Given records =

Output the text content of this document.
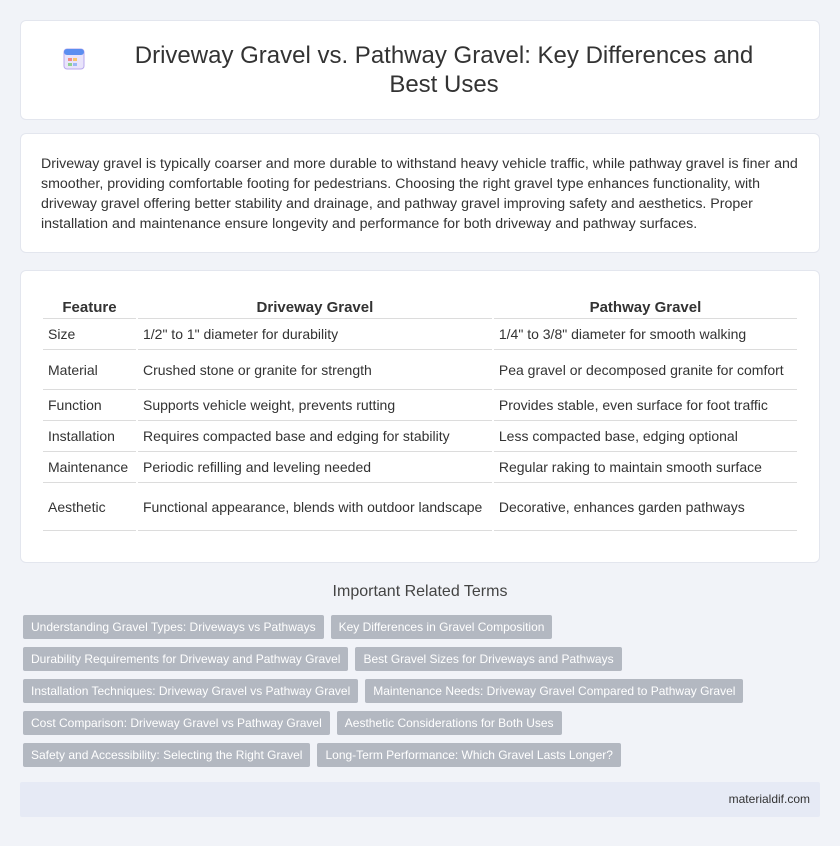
Driveway Gravel vs. Pathway Gravel: Key Differences and Best Uses

Driveway gravel is typically coarser and more durable to withstand heavy vehicle traffic, while pathway gravel is finer and smoother, providing comfortable footing for pedestrians. Choosing the right gravel type enhances functionality, with driveway gravel offering better stability and drainage, and pathway gravel improving safety and aesthetics. Proper installation and maintenance ensure longevity and performance for both driveway and pathway surfaces.

Feature	Driveway Gravel	Pathway Gravel
Size	1/2" to 1" diameter for durability	1/4" to 3/8" diameter for smooth walking
Material	Crushed stone or granite for strength	Pea gravel or decomposed granite for comfort
Function	Supports vehicle weight, prevents rutting	Provides stable, even surface for foot traffic
Installation	Requires compacted base and edging for stability	Less compacted base, edging optional
Maintenance	Periodic refilling and leveling needed	Regular raking to maintain smooth surface
Aesthetic	Functional appearance, blends with outdoor landscape	Decorative, enhances garden pathways
Important Related Terms
Understanding Gravel Types: Driveways vs Pathways	Key Differences in Gravel Composition
Durability Requirements for Driveway and Pathway Gravel	Best Gravel Sizes for Driveways and Pathways
Installation Techniques: Driveway Gravel vs Pathway Gravel	Maintenance Needs: Driveway Gravel Compared to Pathway Gravel
Cost Comparison: Driveway Gravel vs Pathway Gravel	Aesthetic Considerations for Both Uses
Safety and Accessibility: Selecting the Right Gravel	Long-Term Performance: Which Gravel Lasts Longer?
materialdif.com
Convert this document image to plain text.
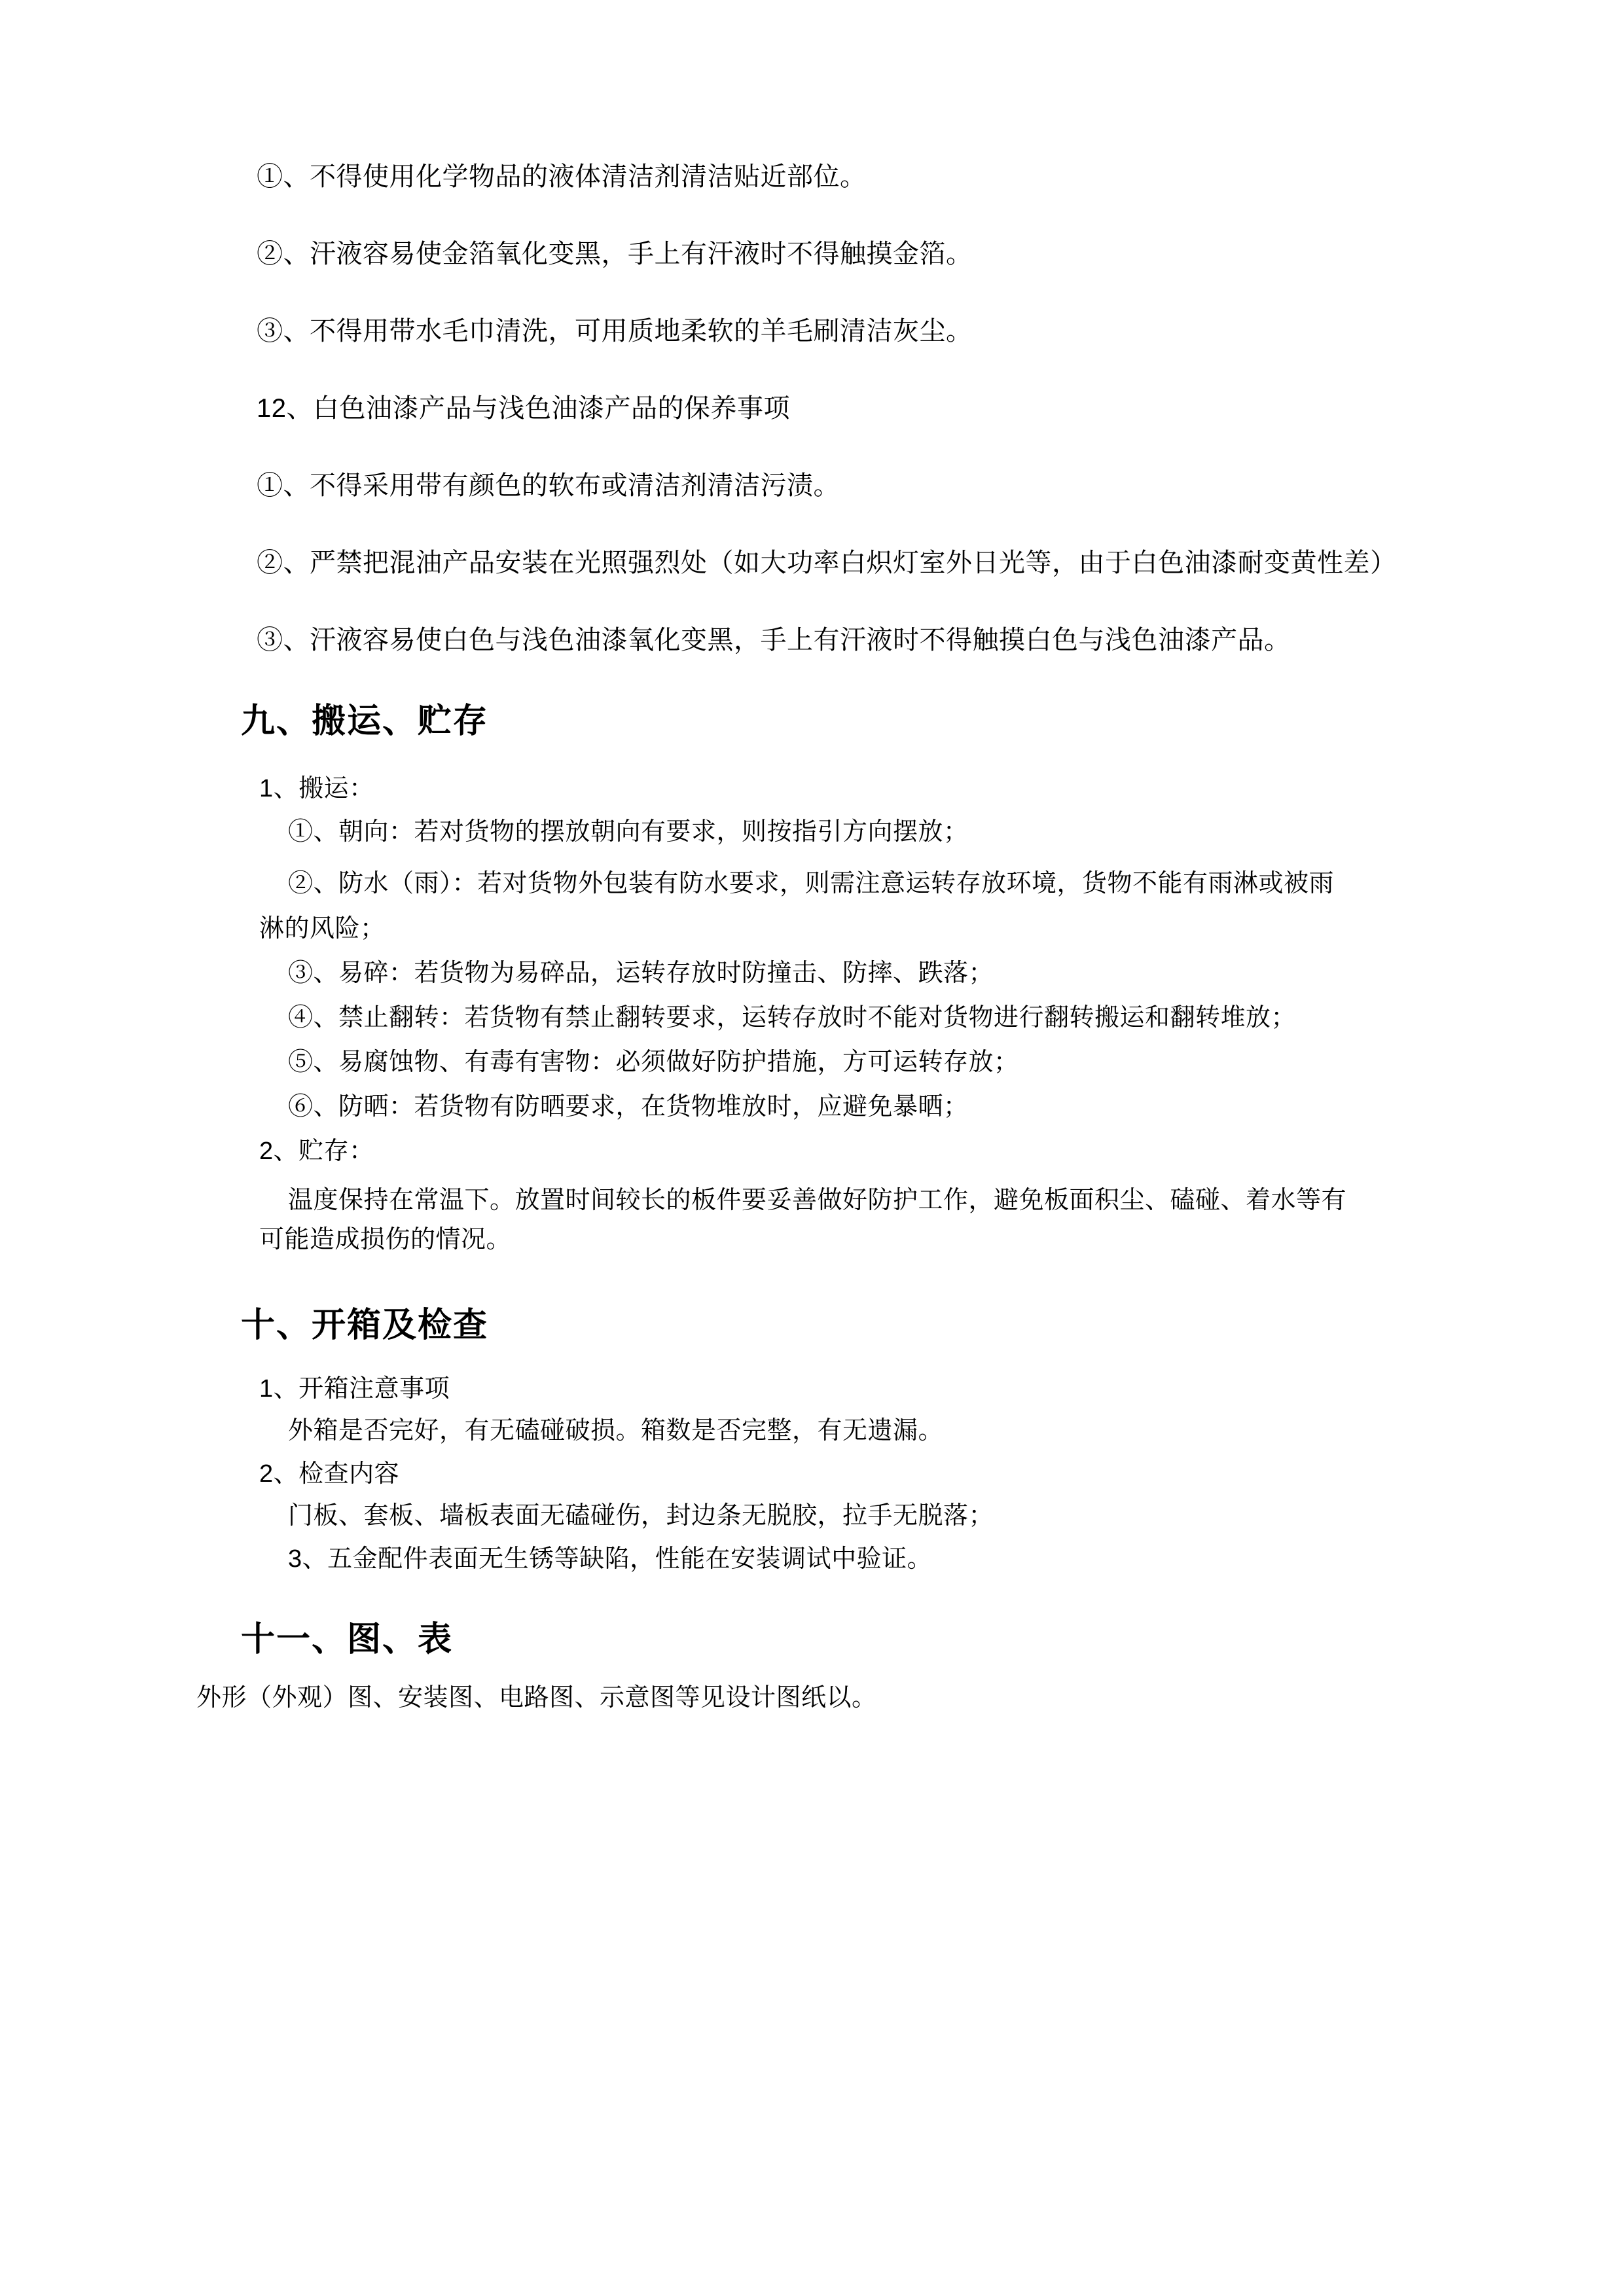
①、不得使用化学物品的液体清洁剂清洁贴近部位。

②、汗液容易使金箔氧化变黑，手上有汗液时不得触摸金箔。

③、不得用带水毛巾清洗，可用质地柔软的羊毛刷清洁灰尘。

12、白色油漆产品与浅色油漆产品的保养事项

①、不得采用带有颜色的软布或清洁剂清洁污渍。

②、严禁把混油产品安装在光照强烈处（如大功率白炽灯室外日光等，由于白色油漆耐变黄性差）

③、汗液容易使白色与浅色油漆氧化变黑，手上有汗液时不得触摸白色与浅色油漆产品。

九、搬运、贮存

1、搬运：

①、朝向：若对货物的摆放朝向有要求，则按指引方向摆放；

②、防水（雨）：若对货物外包装有防水要求，则需注意运转存放环境，货物不能有雨淋或被雨

淋的风险；

③、易碎：若货物为易碎品，运转存放时防撞击、防摔、跌落；

④、禁止翻转：若货物有禁止翻转要求，运转存放时不能对货物进行翻转搬运和翻转堆放；

⑤、易腐蚀物、有毒有害物：必须做好防护措施，方可运转存放；

⑥、防晒：若货物有防晒要求，在货物堆放时，应避免暴晒；

2、贮存：

温度保持在常温下。放置时间较长的板件要妥善做好防护工作，避免板面积尘、磕碰、着水等有

可能造成损伤的情况。

十、开箱及检查

1、开箱注意事项

外箱是否完好，有无磕碰破损。箱数是否完整，有无遗漏。

2、检查内容

门板、套板、墙板表面无磕碰伤，封边条无脱胶，拉手无脱落；

3、五金配件表面无生锈等缺陷，性能在安装调试中验证。

十一、图、表

外形（外观）图、安装图、电路图、示意图等见设计图纸以。
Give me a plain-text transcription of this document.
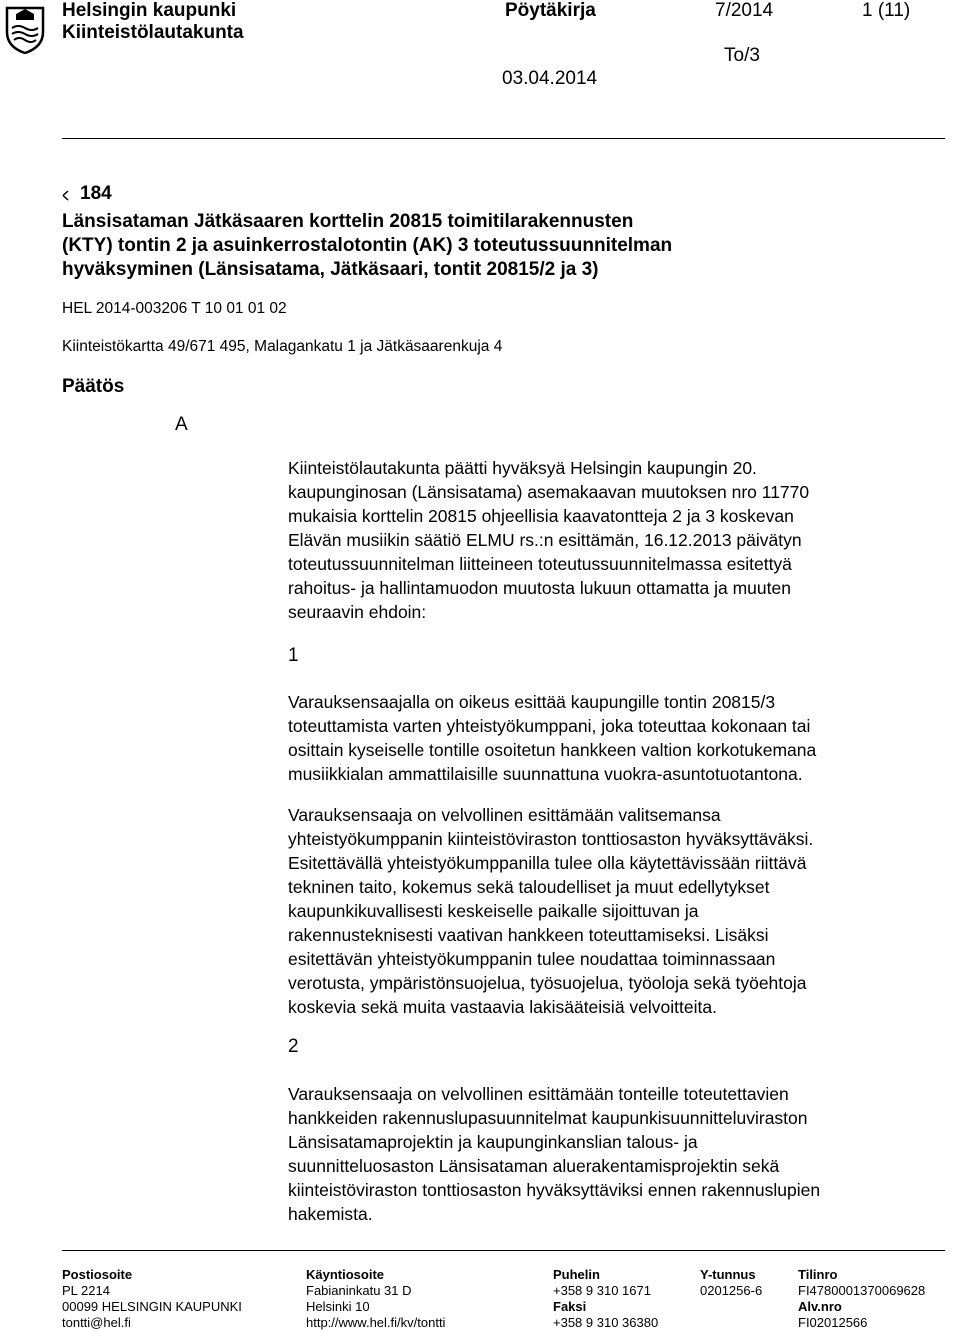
Helsingin kaupunki
Kiinteistölautakunta
Pöytäkirja	7/2014	1 (11)
To/3
03.04.2014
184
Länsisataman Jätkäsaaren korttelin 20815 toimitilarakennusten
(KTY) tontin 2 ja asuinkerrostalotontin (AK) 3 toteutussuunnitelman
hyväksyminen (Länsisatama, Jätkäsaari, tontit 20815/2 ja 3)
HEL 2014-003206 T 10 01 01 02
Kiinteistökartta 49/671 495, Malagankatu 1 ja Jätkäsaarenkuja 4
Päätös
A
Kiinteistölautakunta päätti hyväksyä Helsingin kaupungin 20.
kaupunginosan (Länsisatama) asemakaavan muutoksen nro 11770
mukaisia korttelin 20815 ohjeellisia kaavatontteja 2 ja 3 koskevan
Elävän musiikin säätiö ELMU rs.:n esittämän, 16.12.2013 päivätyn
toteutussuunnitelman liitteineen toteutussuunnitelmassa esitettyä
rahoitus- ja hallintamuodon muutosta lukuun ottamatta ja muuten
seuraavin ehdoin:
1
Varauksensaajalla on oikeus esittää kaupungille tontin 20815/3
toteuttamista varten yhteistyökumppani, joka toteuttaa kokonaan tai
osittain kyseiselle tontille osoitetun hankkeen valtion korkotukemana
musiikkialan ammattilaisille suunnattuna vuokra-asuntotuotantona.
Varauksensaaja on velvollinen esittämään valitsemansa
yhteistyökumppanin kiinteistöviraston tonttiosaston hyväksyttäväksi.
Esitettävällä yhteistyökumppanilla tulee olla käytettävissään riittävä
tekninen taito, kokemus sekä taloudelliset ja muut edellytykset
kaupunkikuvallisesti keskeiselle paikalle sijoittuvan ja
rakennusteknisesti vaativan hankkeen toteuttamiseksi. Lisäksi
esitettävän yhteistyökumppanin tulee noudattaa toiminnassaan
verotusta, ympäristönsuojelua, työsuojelua, työoloja sekä työehtoja
koskevia sekä muita vastaavia lakisääteisiä velvoitteita.
2
Varauksensaaja on velvollinen esittämään tonteille toteutettavien
hankkeiden rakennuslupasuunnitelmat kaupunkisuunnitteluviraston
Länsisatamaprojektin ja kaupunginkanslian talous- ja
suunnitteluosaston Länsisataman aluerakentamisprojektin sekä
kiinteistöviraston tonttiosaston hyväksyttäviksi ennen rakennuslupien
hakemista.
Postiosoite
PL 2214
00099 HELSINGIN KAUPUNKI
tontti@hel.fi
Käyntiosoite
Fabianinkatu 31 D
Helsinki 10
http://www.hel.fi/kv/tontti
Puhelin
+358 9 310 1671
Faksi
+358 9 310 36380
Y-tunnus
0201256-6
Tilinro
FI4780001370069628
Alv.nro
FI02012566
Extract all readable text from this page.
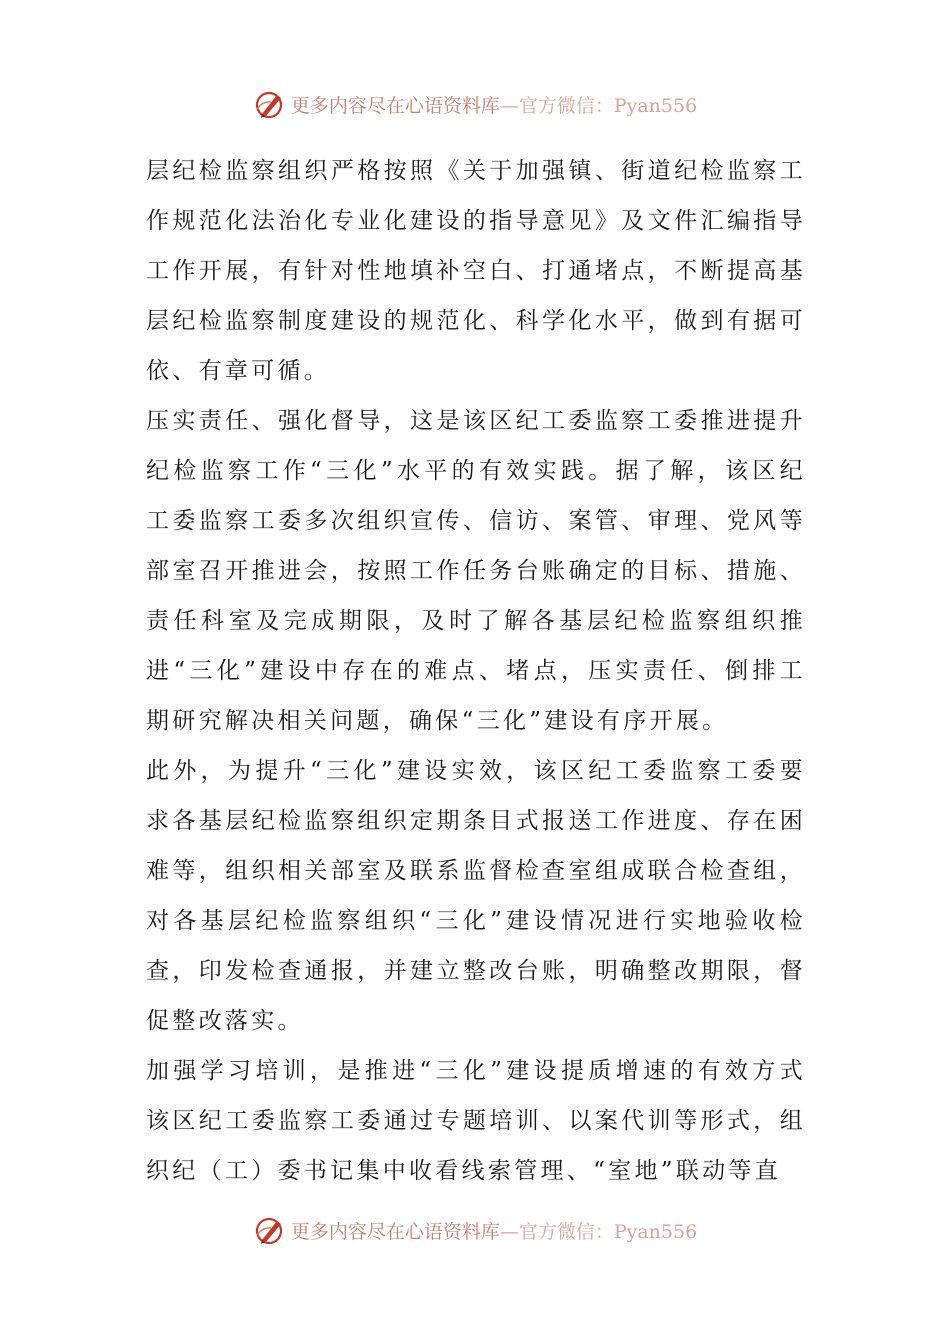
更多内容尽在心语资料库—官方微信：Pyan556

层纪检监察组织严格按照《关于加强镇、街道纪检监察工作规范化法治化专业化建设的指导意见》及文件汇编指导工作开展，有针对性地填补空白、打通堵点，不断提高基层纪检监察制度建设的规范化、科学化水平，做到有据可依、有章可循。

压实责任、强化督导，这是该区纪工委监察工委推进提升纪检监察工作“三化”水平的有效实践。据了解，该区纪工委监察工委多次组织宣传、信访、案管、审理、党风等部室召开推进会，按照工作任务台账确定的目标、措施、责任科室及完成期限，及时了解各基层纪检监察组织推进“三化”建设中存在的难点、堵点，压实责任、倒排工期研究解决相关问题，确保“三化”建设有序开展。

此外，为提升“三化”建设实效，该区纪工委监察工委要求各基层纪检监察组织定期条目式报送工作进度、存在困难等，组织相关部室及联系监督检查室组成联合检查组，对各基层纪检监察组织“三化”建设情况进行实地验收检查，印发检查通报，并建立整改台账，明确整改期限，督促整改落实。

加强学习培训，是推进“三化”建设提质增速的有效方式该区纪工委监察工委通过专题培训、以案代训等形式，组织纪（工）委书记集中收看线索管理、“室地”联动等直

更多内容尽在心语资料库—官方微信：Pyan556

Set task =
Pull every line containing "text" out of the records.

Exercise answer =
Output the text content of this document.
Convert this document image to plain text.
Give me a plain-text transcription of this document.
Extract all readable text from this page.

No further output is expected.